### Problem statement
Could you repeat the records below exactly, leaving out any pictures?

--- START OF Information given ---

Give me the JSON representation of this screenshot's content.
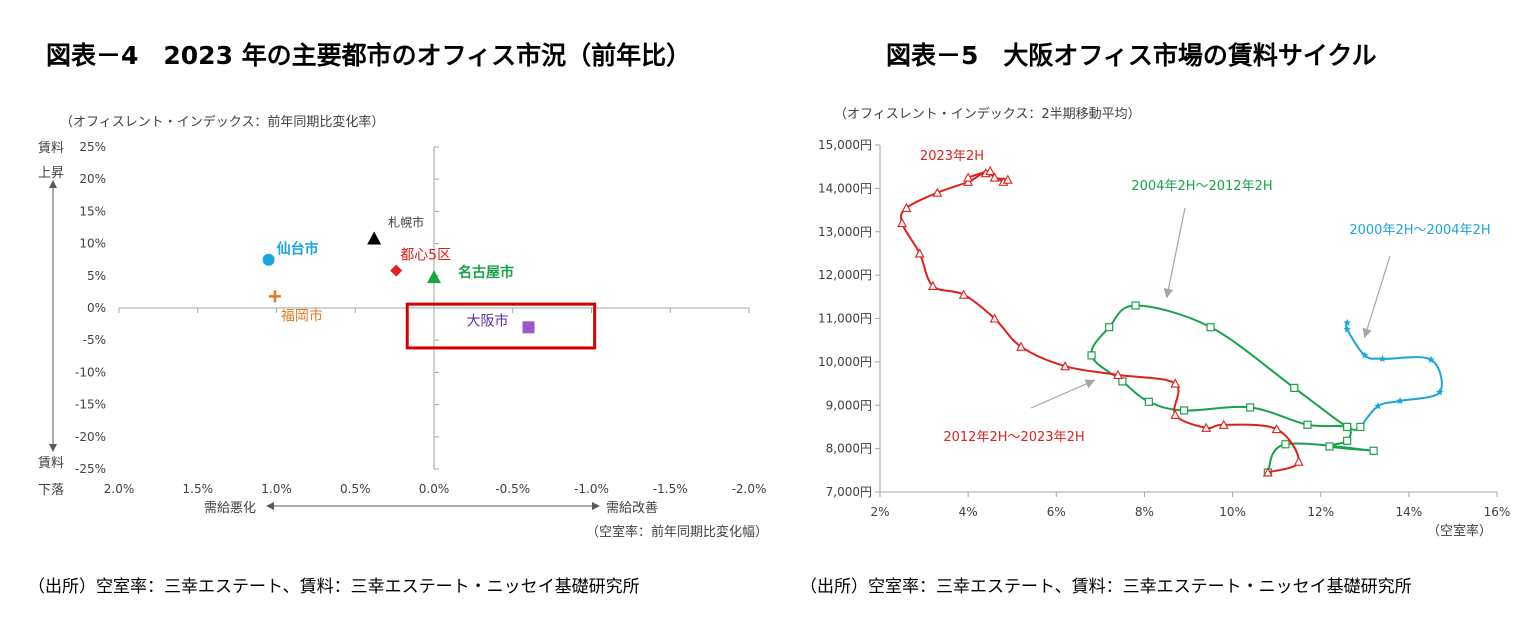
{
  "chart4": {
    "title": "図表－4　2023 年の主要都市のオフィス市況（前年比）",
    "source": "（出所）空室率：三幸エステート、賃料：三幸エステート・ニッセイ基礎研究所",
    "ylabel": "（オフィスレント・インデックス：前年同期比変化率）",
    "xlabel": "（空室率：前年同期比変化幅）",
    "up_label_1": "賃料",
    "up_label_2": "上昇",
    "down_label_1": "賃料",
    "down_label_2": "下落",
    "worse_label": "需給悪化",
    "better_label": "需給改善",
    "colors": {
      "sendai": "#1ca4dc",
      "sapporo": "#000000",
      "toshin": "#e0201b",
      "nagoya": "#1aa24a",
      "fukuoka": "#e07b20",
      "osaka": "#9b59c8",
      "highlight": "#d40000"
    }
  },
  "chart5": {
    "title": "図表－5　大阪オフィス市場の賃料サイクル",
    "source": "（出所）空室率：三幸エステート、賃料：三幸エステート・ニッセイ基礎研究所",
    "ylabel": "（オフィスレント・インデックス：2半期移動平均）",
    "xlabel": "（空室率）",
    "colors": {
      "red": "#e0201b",
      "green": "#1aa24a",
      "blue": "#1ca4dc",
      "arrow": "#a6a6a6"
    }
  },
  "chart_data": [
    {
      "type": "scatter",
      "title": "図表－4　2023 年の主要都市のオフィス市況（前年比）",
      "xlabel": "（空室率：前年同期比変化幅）",
      "ylabel": "（オフィスレント・インデックス：前年同期比変化率）",
      "x_reversed": true,
      "xlim": [
        2.0,
        -2.0
      ],
      "ylim": [
        -25,
        25
      ],
      "x_ticks": [
        "2.0%",
        "1.5%",
        "1.0%",
        "0.5%",
        "0.0%",
        "-0.5%",
        "-1.0%",
        "-1.5%",
        "-2.0%"
      ],
      "y_ticks": [
        "25%",
        "20%",
        "15%",
        "10%",
        "5%",
        "0%",
        "-5%",
        "-10%",
        "-15%",
        "-20%",
        "-25%"
      ],
      "points": [
        {
          "name": "仙台市",
          "x": 1.05,
          "y": 7.5,
          "marker": "circle",
          "color_key": "sendai",
          "bold": true
        },
        {
          "name": "札幌市",
          "x": 0.38,
          "y": 10.8,
          "marker": "triangle",
          "color_key": "sapporo",
          "bold": false
        },
        {
          "name": "都心5区",
          "x": 0.24,
          "y": 5.8,
          "marker": "diamond",
          "color_key": "toshin",
          "bold": false
        },
        {
          "name": "名古屋市",
          "x": 0.0,
          "y": 4.8,
          "marker": "triangle",
          "color_key": "nagoya",
          "bold": true
        },
        {
          "name": "福岡市",
          "x": 1.01,
          "y": 1.8,
          "marker": "plus",
          "color_key": "fukuoka",
          "bold": false
        },
        {
          "name": "大阪市",
          "x": -0.6,
          "y": -3.0,
          "marker": "square",
          "color_key": "osaka",
          "bold": false
        }
      ],
      "highlight": "大阪市"
    },
    {
      "type": "line",
      "title": "図表－5　大阪オフィス市場の賃料サイクル",
      "xlabel": "（空室率）",
      "ylabel": "（オフィスレント・インデックス：2半期移動平均）",
      "xlim": [
        2,
        16
      ],
      "ylim": [
        7000,
        15000
      ],
      "x_ticks": [
        "2%",
        "4%",
        "6%",
        "8%",
        "10%",
        "12%",
        "14%",
        "16%"
      ],
      "y_ticks": [
        "15,000円",
        "14,000円",
        "13,000円",
        "12,000円",
        "11,000円",
        "10,000円",
        "9,000円",
        "8,000円",
        "7,000円"
      ],
      "series": [
        {
          "name": "2000年2H～2004年2H",
          "color_key": "blue",
          "marker": "star",
          "points": [
            [
              12.6,
              10900
            ],
            [
              12.6,
              10750
            ],
            [
              13.0,
              10150
            ],
            [
              13.4,
              10070
            ],
            [
              14.5,
              10050
            ],
            [
              14.7,
              9300
            ],
            [
              13.8,
              9100
            ],
            [
              13.3,
              8980
            ],
            [
              12.9,
              8500
            ]
          ]
        },
        {
          "name": "2004年2H～2012年2H",
          "color_key": "green",
          "marker": "square",
          "points": [
            [
              12.9,
              8500
            ],
            [
              12.6,
              8500
            ],
            [
              11.4,
              9400
            ],
            [
              9.5,
              10800
            ],
            [
              7.8,
              11300
            ],
            [
              7.2,
              10800
            ],
            [
              6.8,
              10150
            ],
            [
              7.5,
              9550
            ],
            [
              8.1,
              9080
            ],
            [
              8.9,
              8880
            ],
            [
              10.4,
              8950
            ],
            [
              11.7,
              8550
            ],
            [
              12.6,
              8500
            ],
            [
              12.6,
              8180
            ],
            [
              12.2,
              8050
            ],
            [
              13.2,
              7950
            ],
            [
              11.2,
              8100
            ],
            [
              10.8,
              7450
            ]
          ]
        },
        {
          "name": "2012年2H～2023年2H",
          "color_key": "red",
          "marker": "triangle",
          "points": [
            [
              10.8,
              7450
            ],
            [
              11.5,
              7700
            ],
            [
              11.0,
              8450
            ],
            [
              9.8,
              8550
            ],
            [
              9.4,
              8480
            ],
            [
              8.7,
              8780
            ],
            [
              8.7,
              9500
            ],
            [
              7.4,
              9700
            ],
            [
              6.2,
              9900
            ],
            [
              5.2,
              10350
            ],
            [
              4.6,
              11000
            ],
            [
              3.9,
              11550
            ],
            [
              3.2,
              11750
            ],
            [
              2.9,
              12500
            ],
            [
              2.5,
              13200
            ],
            [
              2.6,
              13550
            ],
            [
              3.3,
              13900
            ],
            [
              4.0,
              14150
            ],
            [
              4.4,
              14350
            ],
            [
              4.8,
              14150
            ],
            [
              4.9,
              14200
            ],
            [
              4.6,
              14250
            ],
            [
              4.5,
              14400
            ],
            [
              4.0,
              14250
            ]
          ]
        }
      ],
      "annotations": [
        {
          "text": "2023年2H",
          "color_key": "red"
        },
        {
          "text": "2004年2H～2012年2H",
          "color_key": "green"
        },
        {
          "text": "2000年2H～2004年2H",
          "color_key": "blue"
        },
        {
          "text": "2012年2H～2023年2H",
          "color_key": "red"
        }
      ]
    }
  ]
}
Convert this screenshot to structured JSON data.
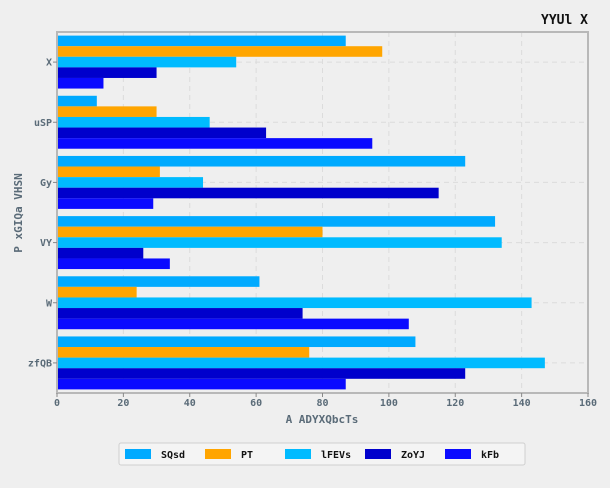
{
  "chart_data": {
    "type": "bar",
    "orientation": "horizontal",
    "title": "YYUl X",
    "xlabel": "A ADYXQbcTs",
    "ylabel": "P xGIQa VHSN",
    "xlim": [
      0,
      160
    ],
    "xticks": [
      0,
      20,
      40,
      60,
      80,
      100,
      120,
      140,
      160
    ],
    "grid": true,
    "legend_position": "bottom",
    "categories": [
      "X",
      "uSP",
      "Gy",
      "VY",
      "W",
      "zfQB"
    ],
    "series": [
      {
        "name": "SQsd",
        "color": "#00aaff",
        "values": [
          87,
          12,
          123,
          132,
          61,
          108
        ]
      },
      {
        "name": "PT",
        "color": "#ffa500",
        "values": [
          98,
          30,
          31,
          80,
          24,
          76
        ]
      },
      {
        "name": "lFEVs",
        "color": "#00bbff",
        "values": [
          54,
          46,
          44,
          134,
          143,
          147
        ]
      },
      {
        "name": "ZoYJ",
        "color": "#0000cc",
        "values": [
          30,
          63,
          115,
          26,
          74,
          123
        ]
      },
      {
        "name": "kFb",
        "color": "#0a0aff",
        "values": [
          14,
          95,
          29,
          34,
          106,
          87
        ]
      }
    ]
  }
}
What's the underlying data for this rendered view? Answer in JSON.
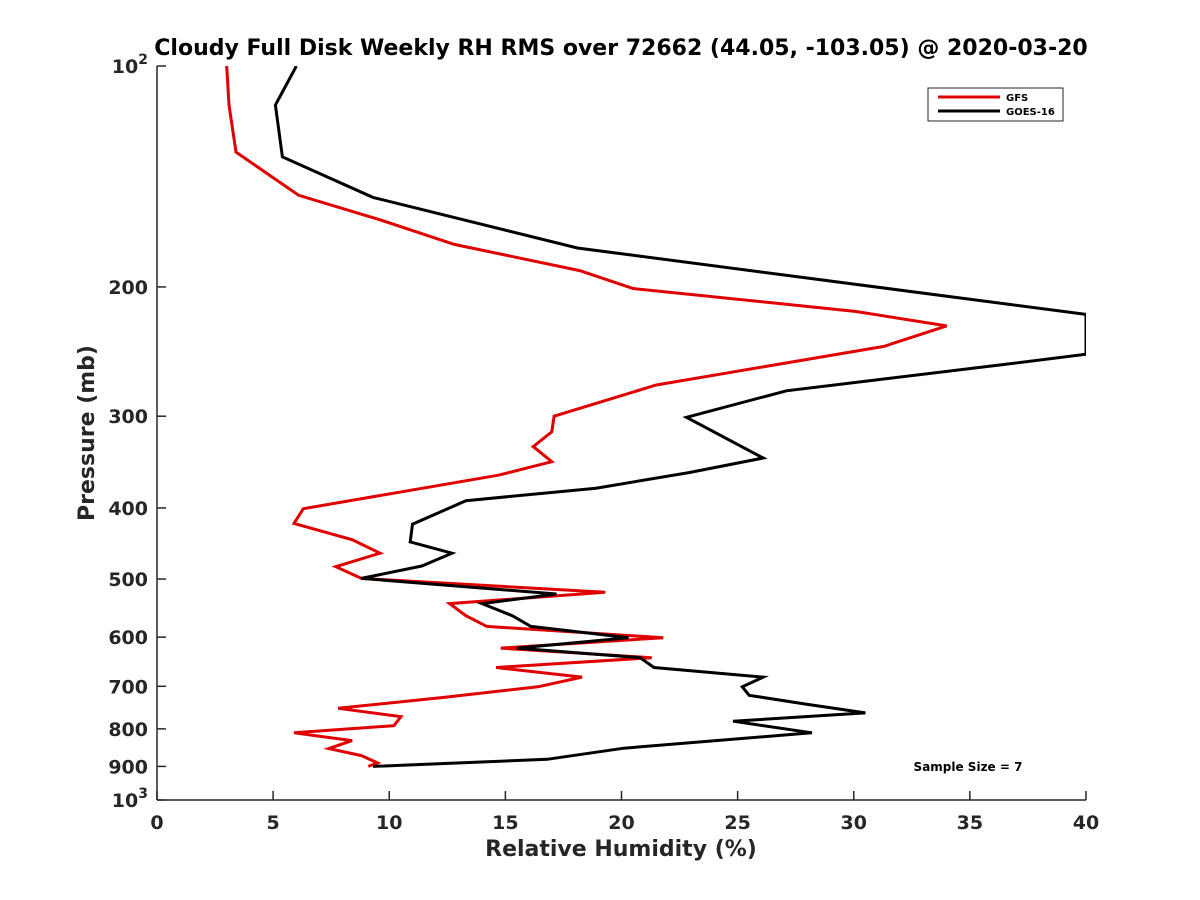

--- END OF Information given ---

### The answer
Give me the JSON representation of this screenshot's content.
{
  "chart4": {
    "title": "図表－4　2023 年の主要都市のオフィス市況（前年比）",
    "source": "（出所）空室率：三幸エステート、賃料：三幸エステート・ニッセイ基礎研究所",
    "ylabel": "（オフィスレント・インデックス：前年同期比変化率）",
    "xlabel": "（空室率：前年同期比変化幅）",
    "up_label_1": "賃料",
    "up_label_2": "上昇",
    "down_label_1": "賃料",
    "down_label_2": "下落",
    "worse_label": "需給悪化",
    "better_label": "需給改善",
    "colors": {
      "sendai": "#1ca4dc",
      "sapporo": "#000000",
      "toshin": "#e0201b",
      "nagoya": "#1aa24a",
      "fukuoka": "#e07b20",
      "osaka": "#9b59c8",
      "highlight": "#d40000"
    }
  },
  "chart5": {
    "title": "図表－5　大阪オフィス市場の賃料サイクル",
    "source": "（出所）空室率：三幸エステート、賃料：三幸エステート・ニッセイ基礎研究所",
    "ylabel": "（オフィスレント・インデックス：2半期移動平均）",
    "xlabel": "（空室率）",
    "colors": {
      "red": "#e0201b",
      "green": "#1aa24a",
      "blue": "#1ca4dc",
      "arrow": "#a6a6a6"
    }
  },
  "chart_data": [
    {
      "type": "scatter",
      "title": "図表－4　2023 年の主要都市のオフィス市況（前年比）",
      "xlabel": "（空室率：前年同期比変化幅）",
      "ylabel": "（オフィスレント・インデックス：前年同期比変化率）",
      "x_reversed": true,
      "xlim": [
        2.0,
        -2.0
      ],
      "ylim": [
        -25,
        25
      ],
      "x_ticks": [
        "2.0%",
        "1.5%",
        "1.0%",
        "0.5%",
        "0.0%",
        "-0.5%",
        "-1.0%",
        "-1.5%",
        "-2.0%"
      ],
      "y_ticks": [
        "25%",
        "20%",
        "15%",
        "10%",
        "5%",
        "0%",
        "-5%",
        "-10%",
        "-15%",
        "-20%",
        "-25%"
      ],
      "points": [
        {
          "name": "仙台市",
          "x": 1.05,
          "y": 7.5,
          "marker": "circle",
          "color_key": "sendai",
          "bold": true
        },
        {
          "name": "札幌市",
          "x": 0.38,
          "y": 10.8,
          "marker": "triangle",
          "color_key": "sapporo",
          "bold": false
        },
        {
          "name": "都心5区",
          "x": 0.24,
          "y": 5.8,
          "marker": "diamond",
          "color_key": "toshin",
          "bold": false
        },
        {
          "name": "名古屋市",
          "x": 0.0,
          "y": 4.8,
          "marker": "triangle",
          "color_key": "nagoya",
          "bold": true
        },
        {
          "name": "福岡市",
          "x": 1.01,
          "y": 1.8,
          "marker": "plus",
          "color_key": "fukuoka",
          "bold": false
        },
        {
          "name": "大阪市",
          "x": -0.6,
          "y": -3.0,
          "marker": "square",
          "color_key": "osaka",
          "bold": false
        }
      ],
      "highlight": "大阪市"
    },
    {
      "type": "line",
      "title": "図表－5　大阪オフィス市場の賃料サイクル",
      "xlabel": "（空室率）",
      "ylabel": "（オフィスレント・インデックス：2半期移動平均）",
      "xlim": [
        2,
        16
      ],
      "ylim": [
        7000,
        15000
      ],
      "x_ticks": [
        "2%",
        "4%",
        "6%",
        "8%",
        "10%",
        "12%",
        "14%",
        "16%"
      ],
      "y_ticks": [
        "15,000円",
        "14,000円",
        "13,000円",
        "12,000円",
        "11,000円",
        "10,000円",
        "9,000円",
        "8,000円",
        "7,000円"
      ],
      "series": [
        {
          "name": "2000年2H～2004年2H",
          "color_key": "blue",
          "marker": "star",
          "points": [
            [
              12.6,
              10900
            ],
            [
              12.6,
              10750
            ],
            [
              13.0,
              10150
            ],
            [
              13.4,
              10070
            ],
            [
              14.5,
              10050
            ],
            [
              14.7,
              9300
            ],
            [
              13.8,
              9100
            ],
            [
              13.3,
              8980
            ],
            [
              12.9,
              8500
            ]
          ]
        },
        {
          "name": "2004年2H～2012年2H",
          "color_key": "green",
          "marker": "square",
          "points": [
            [
              12.9,
              8500
            ],
            [
              12.6,
              8500
            ],
            [
              11.4,
              9400
            ],
            [
              9.5,
              10800
            ],
            [
              7.8,
              11300
            ],
            [
              7.2,
              10800
            ],
            [
              6.8,
              10150
            ],
            [
              7.5,
              9550
            ],
            [
              8.1,
              9080
            ],
            [
              8.9,
              8880
            ],
            [
              10.4,
              8950
            ],
            [
              11.7,
              8550
            ],
            [
              12.6,
              8500
            ],
            [
              12.6,
              8180
            ],
            [
              12.2,
              8050
            ],
            [
              13.2,
              7950
            ],
            [
              11.2,
              8100
            ],
            [
              10.8,
              7450
            ]
          ]
        },
        {
          "name": "2012年2H～2023年2H",
          "color_key": "red",
          "marker": "triangle",
          "points": [
            [
              10.8,
              7450
            ],
            [
              11.5,
              7700
            ],
            [
              11.0,
              8450
            ],
            [
              9.8,
              8550
            ],
            [
              9.4,
              8480
            ],
            [
              8.7,
              8780
            ],
            [
              8.7,
              9500
            ],
            [
              7.4,
              9700
            ],
            [
              6.2,
              9900
            ],
            [
              5.2,
              10350
            ],
            [
              4.6,
              11000
            ],
            [
              3.9,
              11550
            ],
            [
              3.2,
              11750
            ],
            [
              2.9,
              12500
            ],
            [
              2.5,
              13200
            ],
            [
              2.6,
              13550
            ],
            [
              3.3,
              13900
            ],
            [
              4.0,
              14150
            ],
            [
              4.4,
              14350
            ],
            [
              4.8,
              14150
            ],
            [
              4.9,
              14200
            ],
            [
              4.6,
              14250
            ],
            [
              4.5,
              14400
            ],
            [
              4.0,
              14250
            ]
          ]
        }
      ],
      "annotations": [
        {
          "text": "2023年2H",
          "color_key": "red"
        },
        {
          "text": "2004年2H～2012年2H",
          "color_key": "green"
        },
        {
          "text": "2000年2H～2004年2H",
          "color_key": "blue"
        },
        {
          "text": "2012年2H～2023年2H",
          "color_key": "red"
        }
      ]
    }
  ]
}
Convert this screenshot to structured JSON data.
{
  "chart_data": {
    "type": "bar",
    "orientation": "horizontal",
    "title": "YYUl X",
    "xlabel": "A ADYXQbcTs",
    "ylabel": "P xGIQa VHSN",
    "xlim": [
      0,
      160
    ],
    "xticks": [
      0,
      20,
      40,
      60,
      80,
      100,
      120,
      140,
      160
    ],
    "grid": true,
    "legend_position": "bottom",
    "categories": [
      "X",
      "uSP",
      "Gy",
      "VY",
      "W",
      "zfQB"
    ],
    "series": [
      {
        "name": "SQsd",
        "color": "#00aaff",
        "values": [
          87,
          12,
          123,
          132,
          61,
          108
        ]
      },
      {
        "name": "PT",
        "color": "#ffa500",
        "values": [
          98,
          30,
          31,
          80,
          24,
          76
        ]
      },
      {
        "name": "lFEVs",
        "color": "#00bbff",
        "values": [
          54,
          46,
          44,
          134,
          143,
          147
        ]
      },
      {
        "name": "ZoYJ",
        "color": "#0000cc",
        "values": [
          30,
          63,
          115,
          26,
          74,
          123
        ]
      },
      {
        "name": "kFb",
        "color": "#0a0aff",
        "values": [
          14,
          95,
          29,
          34,
          106,
          87
        ]
      }
    ]
  }
}
What's the underlying data for this rendered view? Answer in JSON.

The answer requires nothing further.